▶ EXERCISE AIM
Filter the entries below, keeping only lines with the word "this".

[Records excerpted from a collection]
:::
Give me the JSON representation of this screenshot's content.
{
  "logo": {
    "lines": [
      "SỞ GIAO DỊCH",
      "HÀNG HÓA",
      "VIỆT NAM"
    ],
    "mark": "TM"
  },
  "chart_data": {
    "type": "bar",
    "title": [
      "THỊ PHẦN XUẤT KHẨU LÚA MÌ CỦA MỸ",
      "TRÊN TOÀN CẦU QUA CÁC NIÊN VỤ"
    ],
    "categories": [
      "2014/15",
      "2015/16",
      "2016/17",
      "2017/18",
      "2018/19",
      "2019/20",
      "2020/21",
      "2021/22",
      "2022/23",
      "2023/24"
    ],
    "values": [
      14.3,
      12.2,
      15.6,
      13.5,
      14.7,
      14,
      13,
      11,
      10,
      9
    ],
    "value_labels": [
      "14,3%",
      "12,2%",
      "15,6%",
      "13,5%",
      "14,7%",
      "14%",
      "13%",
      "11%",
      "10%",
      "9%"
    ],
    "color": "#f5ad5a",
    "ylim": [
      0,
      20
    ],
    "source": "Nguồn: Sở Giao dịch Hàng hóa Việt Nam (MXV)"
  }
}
:::
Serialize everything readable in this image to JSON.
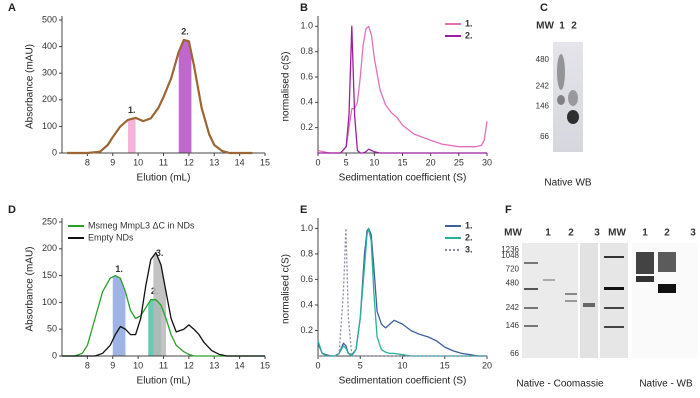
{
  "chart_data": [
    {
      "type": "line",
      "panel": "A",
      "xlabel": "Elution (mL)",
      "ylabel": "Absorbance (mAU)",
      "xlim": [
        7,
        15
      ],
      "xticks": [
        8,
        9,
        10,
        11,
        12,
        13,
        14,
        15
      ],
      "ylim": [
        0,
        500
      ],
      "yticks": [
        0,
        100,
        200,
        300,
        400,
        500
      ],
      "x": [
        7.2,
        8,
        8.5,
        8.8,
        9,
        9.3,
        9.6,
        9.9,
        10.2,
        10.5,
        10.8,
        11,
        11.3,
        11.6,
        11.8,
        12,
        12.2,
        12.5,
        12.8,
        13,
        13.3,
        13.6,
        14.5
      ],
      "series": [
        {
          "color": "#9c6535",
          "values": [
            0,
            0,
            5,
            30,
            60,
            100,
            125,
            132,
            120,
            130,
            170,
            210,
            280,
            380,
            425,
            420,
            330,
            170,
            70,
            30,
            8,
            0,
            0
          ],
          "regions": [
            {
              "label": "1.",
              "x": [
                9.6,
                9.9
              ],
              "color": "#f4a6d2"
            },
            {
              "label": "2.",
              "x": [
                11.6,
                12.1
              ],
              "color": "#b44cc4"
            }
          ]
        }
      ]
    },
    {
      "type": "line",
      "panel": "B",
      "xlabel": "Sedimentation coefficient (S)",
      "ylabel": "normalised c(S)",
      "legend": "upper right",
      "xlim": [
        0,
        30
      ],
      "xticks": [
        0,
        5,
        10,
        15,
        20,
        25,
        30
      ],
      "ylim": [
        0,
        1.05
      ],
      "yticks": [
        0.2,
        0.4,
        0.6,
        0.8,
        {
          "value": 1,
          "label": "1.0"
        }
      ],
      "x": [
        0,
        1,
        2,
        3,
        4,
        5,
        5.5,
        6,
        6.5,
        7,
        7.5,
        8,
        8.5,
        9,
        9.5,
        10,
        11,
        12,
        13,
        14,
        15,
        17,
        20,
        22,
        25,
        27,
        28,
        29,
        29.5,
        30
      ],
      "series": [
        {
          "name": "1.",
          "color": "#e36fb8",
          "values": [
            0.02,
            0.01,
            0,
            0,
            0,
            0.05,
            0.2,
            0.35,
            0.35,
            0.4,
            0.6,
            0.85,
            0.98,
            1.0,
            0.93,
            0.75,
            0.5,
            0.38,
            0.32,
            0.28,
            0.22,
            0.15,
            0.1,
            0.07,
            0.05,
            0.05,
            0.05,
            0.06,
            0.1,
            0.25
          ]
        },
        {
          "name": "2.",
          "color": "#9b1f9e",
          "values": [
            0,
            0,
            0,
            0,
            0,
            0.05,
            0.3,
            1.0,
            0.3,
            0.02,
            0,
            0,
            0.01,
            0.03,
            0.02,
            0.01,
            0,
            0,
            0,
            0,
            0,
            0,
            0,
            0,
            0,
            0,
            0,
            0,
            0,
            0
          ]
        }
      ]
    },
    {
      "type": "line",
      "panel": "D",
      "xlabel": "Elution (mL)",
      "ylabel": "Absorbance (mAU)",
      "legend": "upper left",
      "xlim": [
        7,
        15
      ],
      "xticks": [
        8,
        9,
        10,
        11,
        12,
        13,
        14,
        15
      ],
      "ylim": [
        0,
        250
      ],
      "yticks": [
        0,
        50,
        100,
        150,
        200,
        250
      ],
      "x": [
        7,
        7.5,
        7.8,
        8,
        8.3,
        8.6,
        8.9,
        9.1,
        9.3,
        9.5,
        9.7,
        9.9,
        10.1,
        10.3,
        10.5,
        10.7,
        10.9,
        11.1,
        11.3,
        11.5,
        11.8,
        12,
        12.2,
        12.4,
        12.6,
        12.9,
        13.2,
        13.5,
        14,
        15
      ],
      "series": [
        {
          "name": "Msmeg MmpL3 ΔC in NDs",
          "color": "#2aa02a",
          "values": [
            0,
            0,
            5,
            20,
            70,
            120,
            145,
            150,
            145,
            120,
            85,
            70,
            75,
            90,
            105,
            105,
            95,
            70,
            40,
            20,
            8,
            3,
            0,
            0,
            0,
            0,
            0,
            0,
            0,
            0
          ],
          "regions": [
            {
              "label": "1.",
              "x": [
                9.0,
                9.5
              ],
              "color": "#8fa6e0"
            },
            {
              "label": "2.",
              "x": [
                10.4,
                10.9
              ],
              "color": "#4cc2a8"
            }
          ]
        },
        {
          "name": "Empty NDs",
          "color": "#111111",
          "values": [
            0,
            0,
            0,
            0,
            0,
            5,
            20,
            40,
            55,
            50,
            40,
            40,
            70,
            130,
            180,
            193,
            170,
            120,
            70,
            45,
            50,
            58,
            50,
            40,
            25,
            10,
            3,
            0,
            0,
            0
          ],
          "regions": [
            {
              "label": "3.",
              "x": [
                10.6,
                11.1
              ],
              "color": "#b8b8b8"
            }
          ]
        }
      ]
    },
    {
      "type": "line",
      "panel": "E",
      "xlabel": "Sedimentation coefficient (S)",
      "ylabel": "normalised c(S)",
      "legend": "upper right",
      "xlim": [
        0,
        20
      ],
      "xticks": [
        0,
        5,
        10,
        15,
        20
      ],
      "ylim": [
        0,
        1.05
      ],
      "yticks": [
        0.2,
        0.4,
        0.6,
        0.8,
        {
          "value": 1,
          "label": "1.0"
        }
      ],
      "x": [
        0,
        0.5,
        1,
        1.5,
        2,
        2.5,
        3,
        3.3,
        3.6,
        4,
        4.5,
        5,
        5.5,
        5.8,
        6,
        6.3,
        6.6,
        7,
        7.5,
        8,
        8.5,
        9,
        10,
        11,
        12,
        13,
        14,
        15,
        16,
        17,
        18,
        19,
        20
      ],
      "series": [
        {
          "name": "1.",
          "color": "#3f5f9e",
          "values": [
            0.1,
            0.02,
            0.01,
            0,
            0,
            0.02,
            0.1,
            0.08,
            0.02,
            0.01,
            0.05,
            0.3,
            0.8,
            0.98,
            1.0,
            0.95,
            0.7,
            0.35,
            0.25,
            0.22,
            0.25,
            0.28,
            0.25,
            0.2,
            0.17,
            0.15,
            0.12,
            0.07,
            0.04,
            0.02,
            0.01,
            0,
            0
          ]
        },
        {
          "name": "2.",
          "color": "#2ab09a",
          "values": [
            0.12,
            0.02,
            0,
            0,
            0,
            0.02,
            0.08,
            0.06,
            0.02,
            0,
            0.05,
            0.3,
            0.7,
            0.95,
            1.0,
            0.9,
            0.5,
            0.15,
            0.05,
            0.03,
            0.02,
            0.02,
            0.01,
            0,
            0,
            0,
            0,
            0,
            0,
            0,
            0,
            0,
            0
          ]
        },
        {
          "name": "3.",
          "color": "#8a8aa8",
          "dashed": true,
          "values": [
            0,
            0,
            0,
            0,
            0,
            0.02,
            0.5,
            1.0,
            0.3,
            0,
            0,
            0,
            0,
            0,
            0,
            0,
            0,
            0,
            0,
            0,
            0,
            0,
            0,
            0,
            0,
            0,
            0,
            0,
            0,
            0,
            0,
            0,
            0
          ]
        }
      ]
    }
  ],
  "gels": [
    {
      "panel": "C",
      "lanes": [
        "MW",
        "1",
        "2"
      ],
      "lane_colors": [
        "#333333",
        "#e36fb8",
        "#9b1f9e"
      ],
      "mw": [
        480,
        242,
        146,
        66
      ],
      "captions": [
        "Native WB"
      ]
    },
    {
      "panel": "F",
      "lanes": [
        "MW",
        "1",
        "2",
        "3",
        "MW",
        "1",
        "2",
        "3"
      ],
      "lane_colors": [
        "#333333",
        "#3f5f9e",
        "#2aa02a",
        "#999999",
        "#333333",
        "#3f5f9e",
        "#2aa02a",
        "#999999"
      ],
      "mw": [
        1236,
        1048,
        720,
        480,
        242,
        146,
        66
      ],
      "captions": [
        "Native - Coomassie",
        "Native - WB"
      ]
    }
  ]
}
:::
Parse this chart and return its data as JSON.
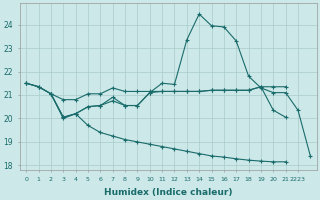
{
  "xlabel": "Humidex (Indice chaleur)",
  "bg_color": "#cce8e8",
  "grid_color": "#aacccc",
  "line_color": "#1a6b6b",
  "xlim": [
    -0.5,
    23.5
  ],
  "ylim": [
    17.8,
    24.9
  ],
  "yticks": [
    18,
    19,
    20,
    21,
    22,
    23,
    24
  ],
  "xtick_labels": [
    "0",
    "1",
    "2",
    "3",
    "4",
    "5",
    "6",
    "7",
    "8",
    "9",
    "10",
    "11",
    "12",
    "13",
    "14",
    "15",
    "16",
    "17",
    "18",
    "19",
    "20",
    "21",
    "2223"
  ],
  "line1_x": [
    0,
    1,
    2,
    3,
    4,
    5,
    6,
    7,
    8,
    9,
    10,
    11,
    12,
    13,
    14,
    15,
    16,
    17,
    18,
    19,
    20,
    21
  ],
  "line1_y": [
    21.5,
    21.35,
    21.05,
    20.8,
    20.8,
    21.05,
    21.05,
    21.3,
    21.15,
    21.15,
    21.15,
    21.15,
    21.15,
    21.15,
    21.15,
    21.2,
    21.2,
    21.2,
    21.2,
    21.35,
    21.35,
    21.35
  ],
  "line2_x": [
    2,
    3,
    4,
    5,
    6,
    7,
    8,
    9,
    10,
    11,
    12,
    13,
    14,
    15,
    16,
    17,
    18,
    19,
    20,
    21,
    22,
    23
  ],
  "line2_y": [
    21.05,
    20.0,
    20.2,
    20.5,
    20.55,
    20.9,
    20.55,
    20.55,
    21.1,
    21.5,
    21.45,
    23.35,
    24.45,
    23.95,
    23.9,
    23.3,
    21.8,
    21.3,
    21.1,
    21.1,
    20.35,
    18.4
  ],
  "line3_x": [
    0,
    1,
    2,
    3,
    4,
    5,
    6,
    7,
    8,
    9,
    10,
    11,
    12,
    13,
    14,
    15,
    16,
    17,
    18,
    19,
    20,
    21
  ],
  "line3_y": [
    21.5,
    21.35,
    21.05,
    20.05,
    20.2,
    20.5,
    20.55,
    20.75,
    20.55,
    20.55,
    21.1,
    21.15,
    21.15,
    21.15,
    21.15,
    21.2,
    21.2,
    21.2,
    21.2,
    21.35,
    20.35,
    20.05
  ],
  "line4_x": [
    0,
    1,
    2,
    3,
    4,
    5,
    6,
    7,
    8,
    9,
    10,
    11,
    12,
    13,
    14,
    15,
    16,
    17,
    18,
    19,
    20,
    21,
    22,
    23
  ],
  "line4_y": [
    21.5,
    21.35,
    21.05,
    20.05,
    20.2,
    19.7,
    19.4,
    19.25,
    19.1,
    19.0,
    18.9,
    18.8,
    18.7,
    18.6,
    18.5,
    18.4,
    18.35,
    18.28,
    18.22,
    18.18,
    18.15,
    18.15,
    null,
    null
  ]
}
:::
▶ THE OUTPUT
Give me the JSON representation of this screenshot's content.
Serialize everything readable in this image to JSON.
Parse this chart and return its data as JSON.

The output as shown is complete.